> **CHALLENGE**
Write out the material exactly. Do not include the pictures.

> **DATASET RECORDS**

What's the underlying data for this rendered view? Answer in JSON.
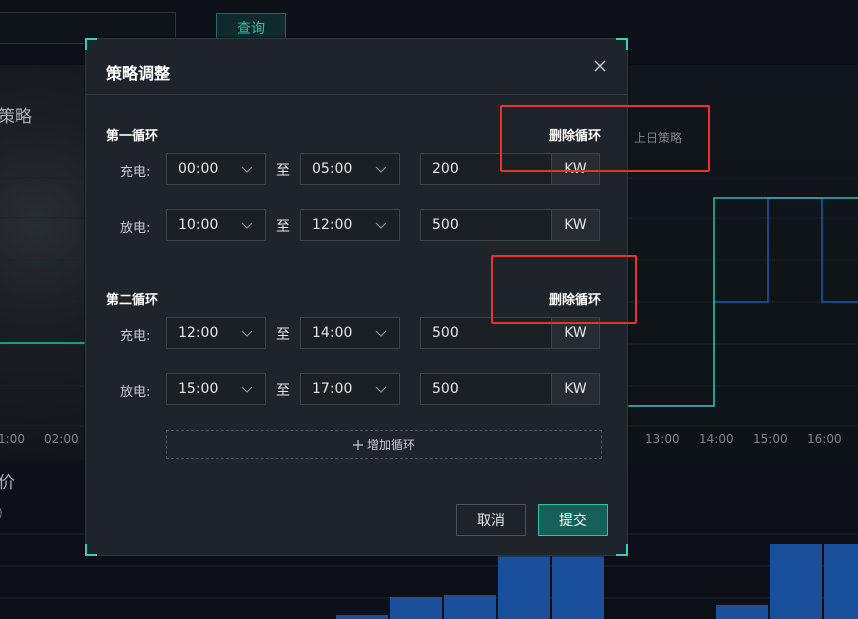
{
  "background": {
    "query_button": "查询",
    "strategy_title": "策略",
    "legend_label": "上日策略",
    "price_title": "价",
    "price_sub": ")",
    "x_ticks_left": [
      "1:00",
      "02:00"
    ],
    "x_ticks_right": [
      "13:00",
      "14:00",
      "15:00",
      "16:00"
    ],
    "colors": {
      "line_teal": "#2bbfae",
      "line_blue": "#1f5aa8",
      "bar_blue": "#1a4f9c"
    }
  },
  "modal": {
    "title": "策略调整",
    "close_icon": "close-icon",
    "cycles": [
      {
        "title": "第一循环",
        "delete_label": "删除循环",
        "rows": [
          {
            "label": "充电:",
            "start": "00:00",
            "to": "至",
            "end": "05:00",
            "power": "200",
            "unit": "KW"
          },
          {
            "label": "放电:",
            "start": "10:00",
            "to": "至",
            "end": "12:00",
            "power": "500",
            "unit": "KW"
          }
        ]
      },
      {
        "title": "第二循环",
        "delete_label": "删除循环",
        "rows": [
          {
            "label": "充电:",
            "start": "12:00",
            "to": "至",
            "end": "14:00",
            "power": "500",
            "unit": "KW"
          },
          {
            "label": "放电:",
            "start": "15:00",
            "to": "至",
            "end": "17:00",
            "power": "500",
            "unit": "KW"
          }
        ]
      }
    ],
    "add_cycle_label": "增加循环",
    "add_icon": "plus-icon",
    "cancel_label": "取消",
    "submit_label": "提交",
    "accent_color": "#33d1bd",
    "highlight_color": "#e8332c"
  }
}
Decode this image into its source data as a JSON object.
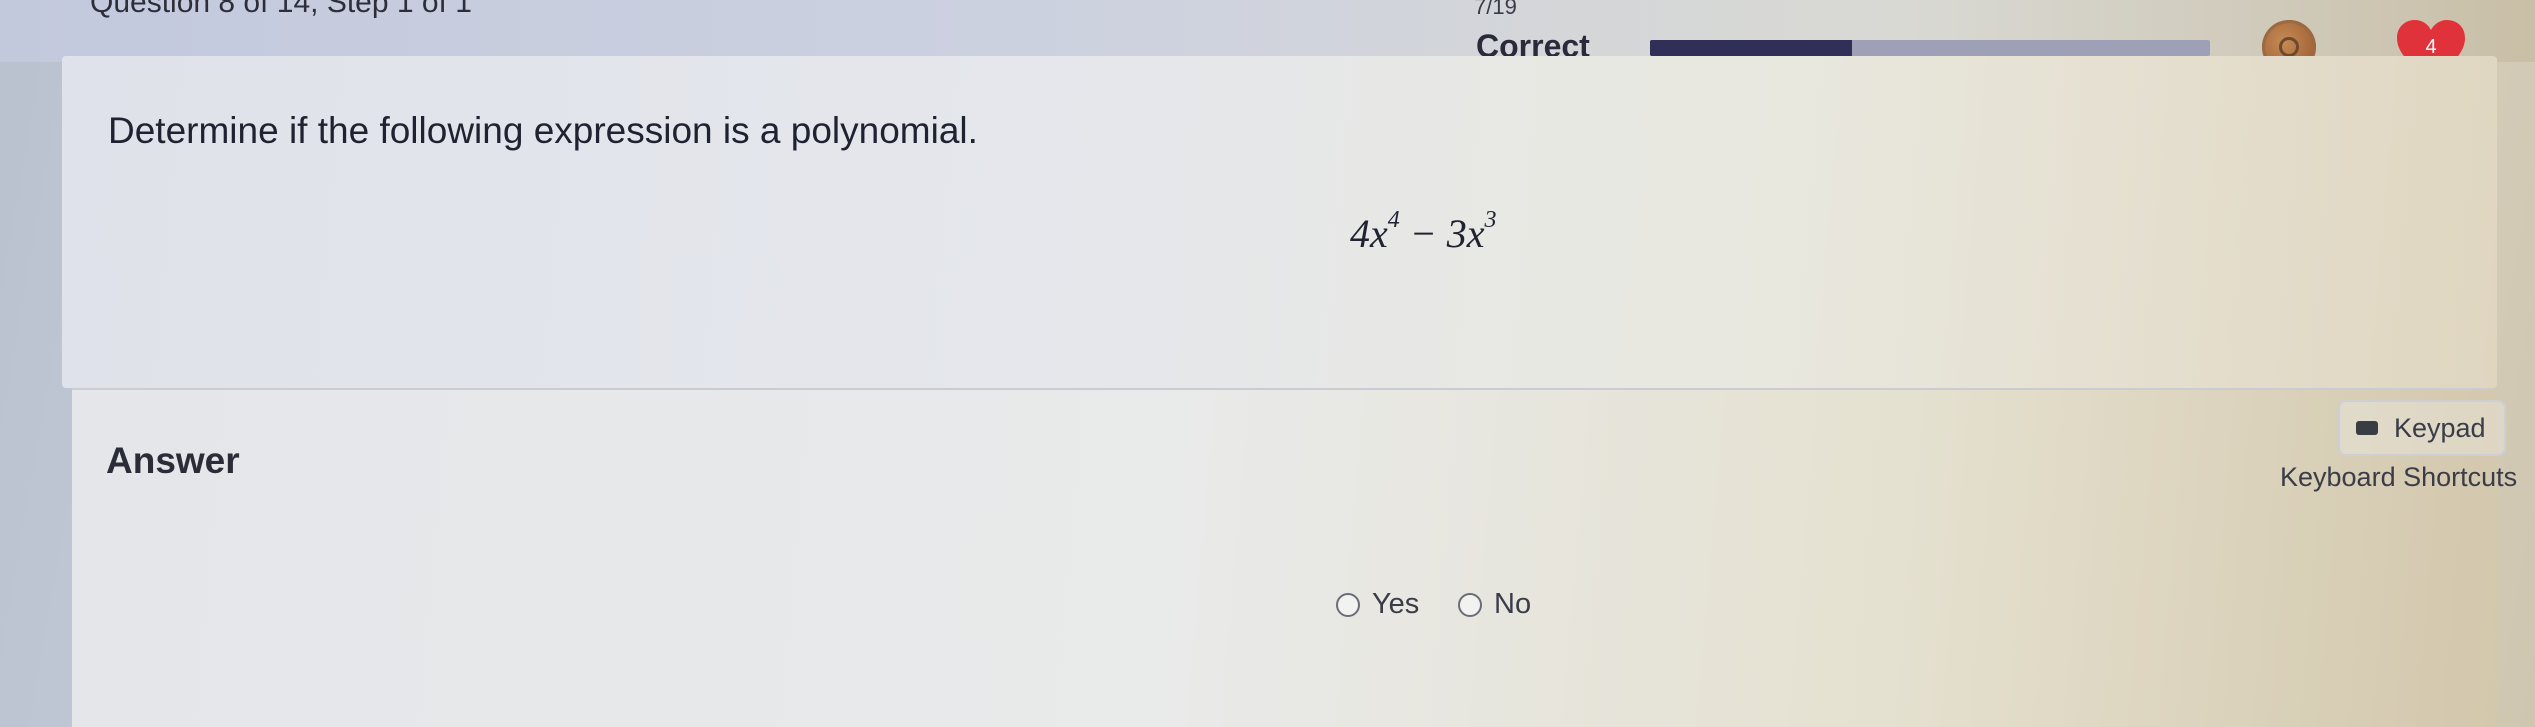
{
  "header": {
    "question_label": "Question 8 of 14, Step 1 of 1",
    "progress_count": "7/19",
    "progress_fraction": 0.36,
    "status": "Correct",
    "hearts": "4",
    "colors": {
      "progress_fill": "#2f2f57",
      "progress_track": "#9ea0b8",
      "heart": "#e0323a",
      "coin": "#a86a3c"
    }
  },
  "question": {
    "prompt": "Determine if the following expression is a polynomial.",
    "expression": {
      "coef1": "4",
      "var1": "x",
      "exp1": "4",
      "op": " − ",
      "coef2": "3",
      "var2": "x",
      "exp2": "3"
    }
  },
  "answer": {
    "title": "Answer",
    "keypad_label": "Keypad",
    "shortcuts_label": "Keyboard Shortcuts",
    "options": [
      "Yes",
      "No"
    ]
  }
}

> **EXERCISE RESULT**
What's the underlying data for this rendered view? Answer in JSON.
{
  "background": {
    "query_button": "查询",
    "strategy_title": "策略",
    "legend_label": "上日策略",
    "price_title": "价",
    "price_sub": ")",
    "x_ticks_left": [
      "1:00",
      "02:00"
    ],
    "x_ticks_right": [
      "13:00",
      "14:00",
      "15:00",
      "16:00"
    ],
    "colors": {
      "line_teal": "#2bbfae",
      "line_blue": "#1f5aa8",
      "bar_blue": "#1a4f9c"
    }
  },
  "modal": {
    "title": "策略调整",
    "close_icon": "close-icon",
    "cycles": [
      {
        "title": "第一循环",
        "delete_label": "删除循环",
        "rows": [
          {
            "label": "充电:",
            "start": "00:00",
            "to": "至",
            "end": "05:00",
            "power": "200",
            "unit": "KW"
          },
          {
            "label": "放电:",
            "start": "10:00",
            "to": "至",
            "end": "12:00",
            "power": "500",
            "unit": "KW"
          }
        ]
      },
      {
        "title": "第二循环",
        "delete_label": "删除循环",
        "rows": [
          {
            "label": "充电:",
            "start": "12:00",
            "to": "至",
            "end": "14:00",
            "power": "500",
            "unit": "KW"
          },
          {
            "label": "放电:",
            "start": "15:00",
            "to": "至",
            "end": "17:00",
            "power": "500",
            "unit": "KW"
          }
        ]
      }
    ],
    "add_cycle_label": "增加循环",
    "add_icon": "plus-icon",
    "cancel_label": "取消",
    "submit_label": "提交",
    "accent_color": "#33d1bd",
    "highlight_color": "#e8332c"
  }
}
Decode this image into its source data as a JSON object.
{
  "header": {
    "question_label": "Question 8 of 14, Step 1 of 1",
    "progress_count": "7/19",
    "progress_fraction": 0.36,
    "status": "Correct",
    "hearts": "4",
    "colors": {
      "progress_fill": "#2f2f57",
      "progress_track": "#9ea0b8",
      "heart": "#e0323a",
      "coin": "#a86a3c"
    }
  },
  "question": {
    "prompt": "Determine if the following expression is a polynomial.",
    "expression": {
      "coef1": "4",
      "var1": "x",
      "exp1": "4",
      "op": " − ",
      "coef2": "3",
      "var2": "x",
      "exp2": "3"
    }
  },
  "answer": {
    "title": "Answer",
    "keypad_label": "Keypad",
    "shortcuts_label": "Keyboard Shortcuts",
    "options": [
      "Yes",
      "No"
    ]
  }
}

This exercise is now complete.